_TASK TO COMPLETE_:
Transcribe every line of the records verbatim.

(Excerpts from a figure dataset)
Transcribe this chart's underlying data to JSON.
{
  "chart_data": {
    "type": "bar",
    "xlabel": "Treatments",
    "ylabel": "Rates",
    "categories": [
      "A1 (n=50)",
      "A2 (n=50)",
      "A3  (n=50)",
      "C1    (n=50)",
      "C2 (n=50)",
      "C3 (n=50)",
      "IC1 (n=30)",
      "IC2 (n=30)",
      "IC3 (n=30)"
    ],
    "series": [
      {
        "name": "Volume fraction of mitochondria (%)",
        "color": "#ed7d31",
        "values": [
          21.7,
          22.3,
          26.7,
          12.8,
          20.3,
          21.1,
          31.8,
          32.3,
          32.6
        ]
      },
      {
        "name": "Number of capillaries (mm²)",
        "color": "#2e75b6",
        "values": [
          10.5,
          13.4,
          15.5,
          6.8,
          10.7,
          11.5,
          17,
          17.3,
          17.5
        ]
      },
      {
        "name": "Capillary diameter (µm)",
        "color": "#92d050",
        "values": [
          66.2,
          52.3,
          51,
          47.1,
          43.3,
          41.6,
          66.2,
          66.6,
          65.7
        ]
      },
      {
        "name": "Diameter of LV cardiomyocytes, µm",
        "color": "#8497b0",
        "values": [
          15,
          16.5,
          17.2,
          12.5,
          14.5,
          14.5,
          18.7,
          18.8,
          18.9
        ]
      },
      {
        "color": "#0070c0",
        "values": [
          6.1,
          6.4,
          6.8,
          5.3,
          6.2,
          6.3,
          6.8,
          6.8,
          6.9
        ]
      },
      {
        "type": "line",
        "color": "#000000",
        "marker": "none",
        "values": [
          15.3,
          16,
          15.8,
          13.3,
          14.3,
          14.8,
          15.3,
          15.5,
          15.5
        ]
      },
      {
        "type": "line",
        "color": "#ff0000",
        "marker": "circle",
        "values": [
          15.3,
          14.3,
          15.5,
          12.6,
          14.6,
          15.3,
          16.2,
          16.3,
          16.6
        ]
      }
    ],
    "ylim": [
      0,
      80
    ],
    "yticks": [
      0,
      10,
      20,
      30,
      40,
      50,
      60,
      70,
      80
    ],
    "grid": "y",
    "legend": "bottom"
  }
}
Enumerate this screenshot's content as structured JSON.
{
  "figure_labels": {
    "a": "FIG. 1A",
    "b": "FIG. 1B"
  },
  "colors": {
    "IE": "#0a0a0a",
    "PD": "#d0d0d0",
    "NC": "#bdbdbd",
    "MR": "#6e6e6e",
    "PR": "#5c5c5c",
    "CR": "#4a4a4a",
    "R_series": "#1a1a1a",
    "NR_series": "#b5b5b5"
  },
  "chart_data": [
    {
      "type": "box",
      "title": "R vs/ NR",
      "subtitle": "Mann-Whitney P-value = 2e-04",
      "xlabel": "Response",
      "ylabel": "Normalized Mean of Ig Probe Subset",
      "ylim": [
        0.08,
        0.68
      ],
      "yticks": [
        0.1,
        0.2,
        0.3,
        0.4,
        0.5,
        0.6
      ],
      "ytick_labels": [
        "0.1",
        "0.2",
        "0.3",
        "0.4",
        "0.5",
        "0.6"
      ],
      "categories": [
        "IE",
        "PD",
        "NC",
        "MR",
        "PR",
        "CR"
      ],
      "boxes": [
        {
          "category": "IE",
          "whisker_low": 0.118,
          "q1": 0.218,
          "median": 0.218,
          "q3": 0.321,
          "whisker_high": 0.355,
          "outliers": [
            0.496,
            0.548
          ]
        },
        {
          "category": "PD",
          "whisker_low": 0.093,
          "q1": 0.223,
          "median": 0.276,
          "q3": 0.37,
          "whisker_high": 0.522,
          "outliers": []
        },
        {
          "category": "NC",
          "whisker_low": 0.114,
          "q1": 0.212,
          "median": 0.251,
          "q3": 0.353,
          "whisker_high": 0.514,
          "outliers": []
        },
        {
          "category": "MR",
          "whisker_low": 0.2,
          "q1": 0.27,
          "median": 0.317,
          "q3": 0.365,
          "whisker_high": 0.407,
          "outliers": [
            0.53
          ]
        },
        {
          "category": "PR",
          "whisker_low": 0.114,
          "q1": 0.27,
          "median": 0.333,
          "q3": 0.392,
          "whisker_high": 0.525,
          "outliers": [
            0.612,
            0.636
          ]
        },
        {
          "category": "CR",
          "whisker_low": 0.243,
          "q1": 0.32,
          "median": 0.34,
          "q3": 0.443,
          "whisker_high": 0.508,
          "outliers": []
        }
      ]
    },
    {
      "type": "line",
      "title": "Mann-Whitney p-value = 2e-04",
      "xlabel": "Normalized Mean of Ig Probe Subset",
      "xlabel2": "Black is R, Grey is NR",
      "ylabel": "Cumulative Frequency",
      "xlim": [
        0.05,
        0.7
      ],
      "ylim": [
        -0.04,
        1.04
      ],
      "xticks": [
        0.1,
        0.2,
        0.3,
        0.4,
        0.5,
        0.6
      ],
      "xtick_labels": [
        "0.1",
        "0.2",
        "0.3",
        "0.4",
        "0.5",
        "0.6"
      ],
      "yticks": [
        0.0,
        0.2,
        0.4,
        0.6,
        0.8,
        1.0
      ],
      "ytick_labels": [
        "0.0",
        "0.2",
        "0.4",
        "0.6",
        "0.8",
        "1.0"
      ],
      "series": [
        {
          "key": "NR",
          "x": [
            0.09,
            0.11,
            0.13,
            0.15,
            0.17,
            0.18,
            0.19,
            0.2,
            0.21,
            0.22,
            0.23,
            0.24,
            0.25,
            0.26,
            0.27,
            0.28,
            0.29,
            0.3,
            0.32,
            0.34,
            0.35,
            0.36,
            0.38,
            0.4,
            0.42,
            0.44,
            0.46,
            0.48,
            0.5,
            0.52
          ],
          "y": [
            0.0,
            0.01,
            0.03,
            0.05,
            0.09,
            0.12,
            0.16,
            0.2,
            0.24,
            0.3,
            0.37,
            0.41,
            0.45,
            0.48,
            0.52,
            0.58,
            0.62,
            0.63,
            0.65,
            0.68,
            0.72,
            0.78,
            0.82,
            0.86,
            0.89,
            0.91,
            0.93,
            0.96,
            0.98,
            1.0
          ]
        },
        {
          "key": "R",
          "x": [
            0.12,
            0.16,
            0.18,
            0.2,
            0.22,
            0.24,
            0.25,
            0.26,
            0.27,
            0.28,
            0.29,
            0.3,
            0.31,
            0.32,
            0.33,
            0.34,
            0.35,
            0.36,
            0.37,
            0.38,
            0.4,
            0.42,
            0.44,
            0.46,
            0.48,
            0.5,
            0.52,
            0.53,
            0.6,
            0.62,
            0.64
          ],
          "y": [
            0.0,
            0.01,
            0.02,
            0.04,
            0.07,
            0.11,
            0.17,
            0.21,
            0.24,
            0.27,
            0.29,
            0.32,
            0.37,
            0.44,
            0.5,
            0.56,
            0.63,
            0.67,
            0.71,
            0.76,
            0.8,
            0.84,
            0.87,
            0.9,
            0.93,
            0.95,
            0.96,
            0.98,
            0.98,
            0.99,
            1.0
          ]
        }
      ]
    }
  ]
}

_RESPONSE TO THIS EXERCISE_:
Transcribe this chart's underlying data to JSON.
{
  "chart_data": {
    "type": "bar",
    "xlabel": "Treatments",
    "ylabel": "Rates",
    "categories": [
      "A1 (n=50)",
      "A2 (n=50)",
      "A3  (n=50)",
      "C1    (n=50)",
      "C2 (n=50)",
      "C3 (n=50)",
      "IC1 (n=30)",
      "IC2 (n=30)",
      "IC3 (n=30)"
    ],
    "series": [
      {
        "name": "Volume fraction of mitochondria (%)",
        "color": "#ed7d31",
        "values": [
          21.7,
          22.3,
          26.7,
          12.8,
          20.3,
          21.1,
          31.8,
          32.3,
          32.6
        ]
      },
      {
        "name": "Number of capillaries (mm²)",
        "color": "#2e75b6",
        "values": [
          10.5,
          13.4,
          15.5,
          6.8,
          10.7,
          11.5,
          17,
          17.3,
          17.5
        ]
      },
      {
        "name": "Capillary diameter (µm)",
        "color": "#92d050",
        "values": [
          66.2,
          52.3,
          51,
          47.1,
          43.3,
          41.6,
          66.2,
          66.6,
          65.7
        ]
      },
      {
        "name": "Diameter of LV cardiomyocytes, µm",
        "color": "#8497b0",
        "values": [
          15,
          16.5,
          17.2,
          12.5,
          14.5,
          14.5,
          18.7,
          18.8,
          18.9
        ]
      },
      {
        "color": "#0070c0",
        "values": [
          6.1,
          6.4,
          6.8,
          5.3,
          6.2,
          6.3,
          6.8,
          6.8,
          6.9
        ]
      },
      {
        "type": "line",
        "color": "#000000",
        "marker": "none",
        "values": [
          15.3,
          16,
          15.8,
          13.3,
          14.3,
          14.8,
          15.3,
          15.5,
          15.5
        ]
      },
      {
        "type": "line",
        "color": "#ff0000",
        "marker": "circle",
        "values": [
          15.3,
          14.3,
          15.5,
          12.6,
          14.6,
          15.3,
          16.2,
          16.3,
          16.6
        ]
      }
    ],
    "ylim": [
      0,
      80
    ],
    "yticks": [
      0,
      10,
      20,
      30,
      40,
      50,
      60,
      70,
      80
    ],
    "grid": "y",
    "legend": "bottom"
  }
}
Enumerate this screenshot's content as structured JSON.
{
  "figure_labels": {
    "a": "FIG. 1A",
    "b": "FIG. 1B"
  },
  "colors": {
    "IE": "#0a0a0a",
    "PD": "#d0d0d0",
    "NC": "#bdbdbd",
    "MR": "#6e6e6e",
    "PR": "#5c5c5c",
    "CR": "#4a4a4a",
    "R_series": "#1a1a1a",
    "NR_series": "#b5b5b5"
  },
  "chart_data": [
    {
      "type": "box",
      "title": "R vs/ NR",
      "subtitle": "Mann-Whitney P-value = 2e-04",
      "xlabel": "Response",
      "ylabel": "Normalized Mean of Ig Probe Subset",
      "ylim": [
        0.08,
        0.68
      ],
      "yticks": [
        0.1,
        0.2,
        0.3,
        0.4,
        0.5,
        0.6
      ],
      "ytick_labels": [
        "0.1",
        "0.2",
        "0.3",
        "0.4",
        "0.5",
        "0.6"
      ],
      "categories": [
        "IE",
        "PD",
        "NC",
        "MR",
        "PR",
        "CR"
      ],
      "boxes": [
        {
          "category": "IE",
          "whisker_low": 0.118,
          "q1": 0.218,
          "median": 0.218,
          "q3": 0.321,
          "whisker_high": 0.355,
          "outliers": [
            0.496,
            0.548
          ]
        },
        {
          "category": "PD",
          "whisker_low": 0.093,
          "q1": 0.223,
          "median": 0.276,
          "q3": 0.37,
          "whisker_high": 0.522,
          "outliers": []
        },
        {
          "category": "NC",
          "whisker_low": 0.114,
          "q1": 0.212,
          "median": 0.251,
          "q3": 0.353,
          "whisker_high": 0.514,
          "outliers": []
        },
        {
          "category": "MR",
          "whisker_low": 0.2,
          "q1": 0.27,
          "median": 0.317,
          "q3": 0.365,
          "whisker_high": 0.407,
          "outliers": [
            0.53
          ]
        },
        {
          "category": "PR",
          "whisker_low": 0.114,
          "q1": 0.27,
          "median": 0.333,
          "q3": 0.392,
          "whisker_high": 0.525,
          "outliers": [
            0.612,
            0.636
          ]
        },
        {
          "category": "CR",
          "whisker_low": 0.243,
          "q1": 0.32,
          "median": 0.34,
          "q3": 0.443,
          "whisker_high": 0.508,
          "outliers": []
        }
      ]
    },
    {
      "type": "line",
      "title": "Mann-Whitney p-value = 2e-04",
      "xlabel": "Normalized Mean of Ig Probe Subset",
      "xlabel2": "Black is R, Grey is NR",
      "ylabel": "Cumulative Frequency",
      "xlim": [
        0.05,
        0.7
      ],
      "ylim": [
        -0.04,
        1.04
      ],
      "xticks": [
        0.1,
        0.2,
        0.3,
        0.4,
        0.5,
        0.6
      ],
      "xtick_labels": [
        "0.1",
        "0.2",
        "0.3",
        "0.4",
        "0.5",
        "0.6"
      ],
      "yticks": [
        0.0,
        0.2,
        0.4,
        0.6,
        0.8,
        1.0
      ],
      "ytick_labels": [
        "0.0",
        "0.2",
        "0.4",
        "0.6",
        "0.8",
        "1.0"
      ],
      "series": [
        {
          "key": "NR",
          "x": [
            0.09,
            0.11,
            0.13,
            0.15,
            0.17,
            0.18,
            0.19,
            0.2,
            0.21,
            0.22,
            0.23,
            0.24,
            0.25,
            0.26,
            0.27,
            0.28,
            0.29,
            0.3,
            0.32,
            0.34,
            0.35,
            0.36,
            0.38,
            0.4,
            0.42,
            0.44,
            0.46,
            0.48,
            0.5,
            0.52
          ],
          "y": [
            0.0,
            0.01,
            0.03,
            0.05,
            0.09,
            0.12,
            0.16,
            0.2,
            0.24,
            0.3,
            0.37,
            0.41,
            0.45,
            0.48,
            0.52,
            0.58,
            0.62,
            0.63,
            0.65,
            0.68,
            0.72,
            0.78,
            0.82,
            0.86,
            0.89,
            0.91,
            0.93,
            0.96,
            0.98,
            1.0
          ]
        },
        {
          "key": "R",
          "x": [
            0.12,
            0.16,
            0.18,
            0.2,
            0.22,
            0.24,
            0.25,
            0.26,
            0.27,
            0.28,
            0.29,
            0.3,
            0.31,
            0.32,
            0.33,
            0.34,
            0.35,
            0.36,
            0.37,
            0.38,
            0.4,
            0.42,
            0.44,
            0.46,
            0.48,
            0.5,
            0.52,
            0.53,
            0.6,
            0.62,
            0.64
          ],
          "y": [
            0.0,
            0.01,
            0.02,
            0.04,
            0.07,
            0.11,
            0.17,
            0.21,
            0.24,
            0.27,
            0.29,
            0.32,
            0.37,
            0.44,
            0.5,
            0.56,
            0.63,
            0.67,
            0.71,
            0.76,
            0.8,
            0.84,
            0.87,
            0.9,
            0.93,
            0.95,
            0.96,
            0.98,
            0.98,
            0.99,
            1.0
          ]
        }
      ]
    }
  ]
}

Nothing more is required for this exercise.